■ **AIM OF THE TASK**
Print the data exactly, leaving nothing out.

■ **DATA TO USE**
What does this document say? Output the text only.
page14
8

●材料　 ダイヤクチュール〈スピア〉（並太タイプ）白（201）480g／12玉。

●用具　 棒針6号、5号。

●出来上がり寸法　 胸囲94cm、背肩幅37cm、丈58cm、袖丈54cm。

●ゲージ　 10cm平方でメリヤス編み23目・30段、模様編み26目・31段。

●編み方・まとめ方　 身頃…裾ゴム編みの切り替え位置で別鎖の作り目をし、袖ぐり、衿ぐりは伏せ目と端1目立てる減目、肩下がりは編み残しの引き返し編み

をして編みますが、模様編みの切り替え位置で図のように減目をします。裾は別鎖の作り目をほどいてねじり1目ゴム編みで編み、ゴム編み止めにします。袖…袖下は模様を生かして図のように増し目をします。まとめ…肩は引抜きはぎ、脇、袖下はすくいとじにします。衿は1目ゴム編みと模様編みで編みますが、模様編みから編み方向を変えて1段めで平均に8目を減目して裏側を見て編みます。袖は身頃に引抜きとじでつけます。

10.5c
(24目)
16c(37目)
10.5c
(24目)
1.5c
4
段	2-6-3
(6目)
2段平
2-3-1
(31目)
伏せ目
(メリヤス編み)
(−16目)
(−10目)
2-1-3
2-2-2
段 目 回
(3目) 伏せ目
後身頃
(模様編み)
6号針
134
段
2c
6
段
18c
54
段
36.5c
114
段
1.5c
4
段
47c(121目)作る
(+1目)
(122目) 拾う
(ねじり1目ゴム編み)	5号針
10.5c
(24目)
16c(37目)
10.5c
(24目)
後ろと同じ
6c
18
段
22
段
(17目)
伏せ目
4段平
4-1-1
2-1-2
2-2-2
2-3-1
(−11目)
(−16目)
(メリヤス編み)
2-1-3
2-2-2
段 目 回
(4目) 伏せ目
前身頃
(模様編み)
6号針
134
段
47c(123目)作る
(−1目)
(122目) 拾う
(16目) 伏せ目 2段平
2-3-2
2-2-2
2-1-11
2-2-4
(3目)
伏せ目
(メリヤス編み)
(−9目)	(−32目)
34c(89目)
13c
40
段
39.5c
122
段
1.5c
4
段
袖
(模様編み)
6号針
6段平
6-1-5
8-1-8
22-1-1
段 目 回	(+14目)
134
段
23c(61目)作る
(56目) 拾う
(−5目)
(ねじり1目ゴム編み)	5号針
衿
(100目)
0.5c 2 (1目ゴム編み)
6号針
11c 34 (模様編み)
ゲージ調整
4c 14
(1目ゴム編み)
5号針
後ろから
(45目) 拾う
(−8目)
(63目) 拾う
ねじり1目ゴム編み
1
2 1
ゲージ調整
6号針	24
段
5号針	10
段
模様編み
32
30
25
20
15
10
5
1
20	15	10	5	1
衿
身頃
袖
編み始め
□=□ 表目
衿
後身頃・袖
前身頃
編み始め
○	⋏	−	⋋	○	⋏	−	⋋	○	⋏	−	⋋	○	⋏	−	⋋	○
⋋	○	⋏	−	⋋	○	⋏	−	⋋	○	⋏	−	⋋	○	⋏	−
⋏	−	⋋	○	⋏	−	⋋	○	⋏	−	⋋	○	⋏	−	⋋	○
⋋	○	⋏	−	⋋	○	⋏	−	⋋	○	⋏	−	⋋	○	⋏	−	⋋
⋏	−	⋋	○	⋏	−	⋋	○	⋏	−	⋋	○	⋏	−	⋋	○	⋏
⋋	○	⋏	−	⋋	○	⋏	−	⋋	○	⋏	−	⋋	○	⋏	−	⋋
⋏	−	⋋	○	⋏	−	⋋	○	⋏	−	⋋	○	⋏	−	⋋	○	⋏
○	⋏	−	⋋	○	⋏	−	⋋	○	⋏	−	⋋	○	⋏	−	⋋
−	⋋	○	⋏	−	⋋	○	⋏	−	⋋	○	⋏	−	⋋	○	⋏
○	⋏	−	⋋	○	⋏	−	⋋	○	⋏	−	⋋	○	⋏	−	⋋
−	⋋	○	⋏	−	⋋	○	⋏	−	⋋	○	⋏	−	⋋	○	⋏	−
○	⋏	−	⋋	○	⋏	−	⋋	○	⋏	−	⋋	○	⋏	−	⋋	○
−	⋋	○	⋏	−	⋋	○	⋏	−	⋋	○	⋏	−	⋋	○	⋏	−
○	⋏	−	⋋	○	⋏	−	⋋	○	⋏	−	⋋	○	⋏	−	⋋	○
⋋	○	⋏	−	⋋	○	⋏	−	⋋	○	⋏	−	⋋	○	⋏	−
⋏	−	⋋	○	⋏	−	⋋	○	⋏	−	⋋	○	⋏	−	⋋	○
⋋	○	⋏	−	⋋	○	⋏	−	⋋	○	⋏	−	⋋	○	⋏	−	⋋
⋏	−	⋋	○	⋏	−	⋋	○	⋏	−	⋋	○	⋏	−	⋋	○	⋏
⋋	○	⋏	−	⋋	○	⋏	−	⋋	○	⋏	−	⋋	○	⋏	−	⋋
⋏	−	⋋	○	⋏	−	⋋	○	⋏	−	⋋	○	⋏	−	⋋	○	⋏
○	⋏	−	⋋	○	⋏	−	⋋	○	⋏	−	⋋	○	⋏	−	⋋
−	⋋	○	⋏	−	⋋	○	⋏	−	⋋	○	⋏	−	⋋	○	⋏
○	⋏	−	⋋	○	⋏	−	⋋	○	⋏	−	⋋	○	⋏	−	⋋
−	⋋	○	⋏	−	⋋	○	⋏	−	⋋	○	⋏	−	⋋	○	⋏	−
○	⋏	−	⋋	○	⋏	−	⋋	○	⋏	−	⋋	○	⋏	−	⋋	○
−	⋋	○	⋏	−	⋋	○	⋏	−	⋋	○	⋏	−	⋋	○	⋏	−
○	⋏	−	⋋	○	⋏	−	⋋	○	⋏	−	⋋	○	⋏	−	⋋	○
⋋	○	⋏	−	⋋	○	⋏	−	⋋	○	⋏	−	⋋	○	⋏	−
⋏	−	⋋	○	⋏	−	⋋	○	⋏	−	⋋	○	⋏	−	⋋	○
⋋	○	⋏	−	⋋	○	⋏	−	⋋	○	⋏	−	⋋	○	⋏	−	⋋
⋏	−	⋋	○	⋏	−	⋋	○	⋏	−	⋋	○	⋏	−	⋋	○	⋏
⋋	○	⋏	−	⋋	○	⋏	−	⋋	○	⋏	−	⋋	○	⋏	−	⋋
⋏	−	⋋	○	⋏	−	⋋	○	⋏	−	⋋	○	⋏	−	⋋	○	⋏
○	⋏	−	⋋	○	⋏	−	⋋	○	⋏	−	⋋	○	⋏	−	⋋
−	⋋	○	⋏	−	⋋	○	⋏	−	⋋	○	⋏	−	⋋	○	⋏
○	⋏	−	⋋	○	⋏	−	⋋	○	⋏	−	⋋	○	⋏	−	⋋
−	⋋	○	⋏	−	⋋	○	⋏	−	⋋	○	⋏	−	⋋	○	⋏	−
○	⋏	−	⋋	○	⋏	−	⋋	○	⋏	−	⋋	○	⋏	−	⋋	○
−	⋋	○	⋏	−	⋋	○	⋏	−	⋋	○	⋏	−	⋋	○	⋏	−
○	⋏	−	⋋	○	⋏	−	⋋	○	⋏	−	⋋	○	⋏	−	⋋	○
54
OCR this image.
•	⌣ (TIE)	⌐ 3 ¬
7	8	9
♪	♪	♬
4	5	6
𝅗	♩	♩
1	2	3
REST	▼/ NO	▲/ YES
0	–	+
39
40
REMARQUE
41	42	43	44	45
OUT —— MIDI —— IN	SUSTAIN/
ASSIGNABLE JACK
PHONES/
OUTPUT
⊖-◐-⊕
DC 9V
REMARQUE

■ **EXERCISE OUTPUT**
What does this document say? Output the text only.
page14
8

●材料　 ダイヤクチュール〈スピア〉（並太タイプ）白（201）480g／12玉。

●用具　 棒針6号、5号。

●出来上がり寸法　 胸囲94cm、背肩幅37cm、丈58cm、袖丈54cm。

●ゲージ　 10cm平方でメリヤス編み23目・30段、模様編み26目・31段。

●編み方・まとめ方　 身頃…裾ゴム編みの切り替え位置で別鎖の作り目をし、袖ぐり、衿ぐりは伏せ目と端1目立てる減目、肩下がりは編み残しの引き返し編み

をして編みますが、模様編みの切り替え位置で図のように減目をします。裾は別鎖の作り目をほどいてねじり1目ゴム編みで編み、ゴム編み止めにします。袖…袖下は模様を生かして図のように増し目をします。まとめ…肩は引抜きはぎ、脇、袖下はすくいとじにします。衿は1目ゴム編みと模様編みで編みますが、模様編みから編み方向を変えて1段めで平均に8目を減目して裏側を見て編みます。袖は身頃に引抜きとじでつけます。

10.5c
(24目)
16c(37目)
10.5c
(24目)
1.5c
4
段	2-6-3
(6目)
2段平
2-3-1
(31目)
伏せ目
(メリヤス編み)
(−16目)
(−10目)
2-1-3
2-2-2
段 目 回
(3目) 伏せ目
後身頃
(模様編み)
6号針
134
段
2c
6
段
18c
54
段
36.5c
114
段
1.5c
4
段
47c(121目)作る
(+1目)
(122目) 拾う
(ねじり1目ゴム編み)	5号針
10.5c
(24目)
16c(37目)
10.5c
(24目)
後ろと同じ
6c
18
段
22
段
(17目)
伏せ目
4段平
4-1-1
2-1-2
2-2-2
2-3-1
(−11目)
(−16目)
(メリヤス編み)
2-1-3
2-2-2
段 目 回
(4目) 伏せ目
前身頃
(模様編み)
6号針
134
段
47c(123目)作る
(−1目)
(122目) 拾う
(16目) 伏せ目 2段平
2-3-2
2-2-2
2-1-11
2-2-4
(3目)
伏せ目
(メリヤス編み)
(−9目)	(−32目)
34c(89目)
13c
40
段
39.5c
122
段
1.5c
4
段
袖
(模様編み)
6号針
6段平
6-1-5
8-1-8
22-1-1
段 目 回	(+14目)
134
段
23c(61目)作る
(56目) 拾う
(−5目)
(ねじり1目ゴム編み)	5号針
衿
(100目)
0.5c 2 (1目ゴム編み)
6号針
11c 34 (模様編み)
ゲージ調整
4c 14
(1目ゴム編み)
5号針
後ろから
(45目) 拾う
(−8目)
(63目) 拾う
ねじり1目ゴム編み
1
2 1
ゲージ調整
6号針	24
段
5号針	10
段
模様編み
32
30
25
20
15
10
5
1
20	15	10	5	1
衿
身頃
袖
編み始め
□=□ 表目
衿
後身頃・袖
前身頃
編み始め
○	⋏	−	⋋	○	⋏	−	⋋	○	⋏	−	⋋	○	⋏	−	⋋	○
⋋	○	⋏	−	⋋	○	⋏	−	⋋	○	⋏	−	⋋	○	⋏	−
⋏	−	⋋	○	⋏	−	⋋	○	⋏	−	⋋	○	⋏	−	⋋	○
⋋	○	⋏	−	⋋	○	⋏	−	⋋	○	⋏	−	⋋	○	⋏	−	⋋
⋏	−	⋋	○	⋏	−	⋋	○	⋏	−	⋋	○	⋏	−	⋋	○	⋏
⋋	○	⋏	−	⋋	○	⋏	−	⋋	○	⋏	−	⋋	○	⋏	−	⋋
⋏	−	⋋	○	⋏	−	⋋	○	⋏	−	⋋	○	⋏	−	⋋	○	⋏
○	⋏	−	⋋	○	⋏	−	⋋	○	⋏	−	⋋	○	⋏	−	⋋
−	⋋	○	⋏	−	⋋	○	⋏	−	⋋	○	⋏	−	⋋	○	⋏
○	⋏	−	⋋	○	⋏	−	⋋	○	⋏	−	⋋	○	⋏	−	⋋
−	⋋	○	⋏	−	⋋	○	⋏	−	⋋	○	⋏	−	⋋	○	⋏	−
○	⋏	−	⋋	○	⋏	−	⋋	○	⋏	−	⋋	○	⋏	−	⋋	○
−	⋋	○	⋏	−	⋋	○	⋏	−	⋋	○	⋏	−	⋋	○	⋏	−
○	⋏	−	⋋	○	⋏	−	⋋	○	⋏	−	⋋	○	⋏	−	⋋	○
⋋	○	⋏	−	⋋	○	⋏	−	⋋	○	⋏	−	⋋	○	⋏	−
⋏	−	⋋	○	⋏	−	⋋	○	⋏	−	⋋	○	⋏	−	⋋	○
⋋	○	⋏	−	⋋	○	⋏	−	⋋	○	⋏	−	⋋	○	⋏	−	⋋
⋏	−	⋋	○	⋏	−	⋋	○	⋏	−	⋋	○	⋏	−	⋋	○	⋏
⋋	○	⋏	−	⋋	○	⋏	−	⋋	○	⋏	−	⋋	○	⋏	−	⋋
⋏	−	⋋	○	⋏	−	⋋	○	⋏	−	⋋	○	⋏	−	⋋	○	⋏
○	⋏	−	⋋	○	⋏	−	⋋	○	⋏	−	⋋	○	⋏	−	⋋
−	⋋	○	⋏	−	⋋	○	⋏	−	⋋	○	⋏	−	⋋	○	⋏
○	⋏	−	⋋	○	⋏	−	⋋	○	⋏	−	⋋	○	⋏	−	⋋
−	⋋	○	⋏	−	⋋	○	⋏	−	⋋	○	⋏	−	⋋	○	⋏	−
○	⋏	−	⋋	○	⋏	−	⋋	○	⋏	−	⋋	○	⋏	−	⋋	○
−	⋋	○	⋏	−	⋋	○	⋏	−	⋋	○	⋏	−	⋋	○	⋏	−
○	⋏	−	⋋	○	⋏	−	⋋	○	⋏	−	⋋	○	⋏	−	⋋	○
⋋	○	⋏	−	⋋	○	⋏	−	⋋	○	⋏	−	⋋	○	⋏	−
⋏	−	⋋	○	⋏	−	⋋	○	⋏	−	⋋	○	⋏	−	⋋	○
⋋	○	⋏	−	⋋	○	⋏	−	⋋	○	⋏	−	⋋	○	⋏	−	⋋
⋏	−	⋋	○	⋏	−	⋋	○	⋏	−	⋋	○	⋏	−	⋋	○	⋏
⋋	○	⋏	−	⋋	○	⋏	−	⋋	○	⋏	−	⋋	○	⋏	−	⋋
⋏	−	⋋	○	⋏	−	⋋	○	⋏	−	⋋	○	⋏	−	⋋	○	⋏
○	⋏	−	⋋	○	⋏	−	⋋	○	⋏	−	⋋	○	⋏	−	⋋
−	⋋	○	⋏	−	⋋	○	⋏	−	⋋	○	⋏	−	⋋	○	⋏
○	⋏	−	⋋	○	⋏	−	⋋	○	⋏	−	⋋	○	⋏	−	⋋
−	⋋	○	⋏	−	⋋	○	⋏	−	⋋	○	⋏	−	⋋	○	⋏	−
○	⋏	−	⋋	○	⋏	−	⋋	○	⋏	−	⋋	○	⋏	−	⋋	○
−	⋋	○	⋏	−	⋋	○	⋏	−	⋋	○	⋏	−	⋋	○	⋏	−
○	⋏	−	⋋	○	⋏	−	⋋	○	⋏	−	⋋	○	⋏	−	⋋	○
54
OCR this image.
•	⌣ (TIE)	⌐ 3 ¬
7	8	9
♪	♪	♬
4	5	6
𝅗	♩	♩
1	2	3
REST	▼/ NO	▲/ YES
0	–	+
39
40
REMARQUE
41	42	43	44	45
OUT —— MIDI —— IN	SUSTAIN/
ASSIGNABLE JACK
PHONES/
OUTPUT
⊖-◐-⊕
DC 9V
REMARQUE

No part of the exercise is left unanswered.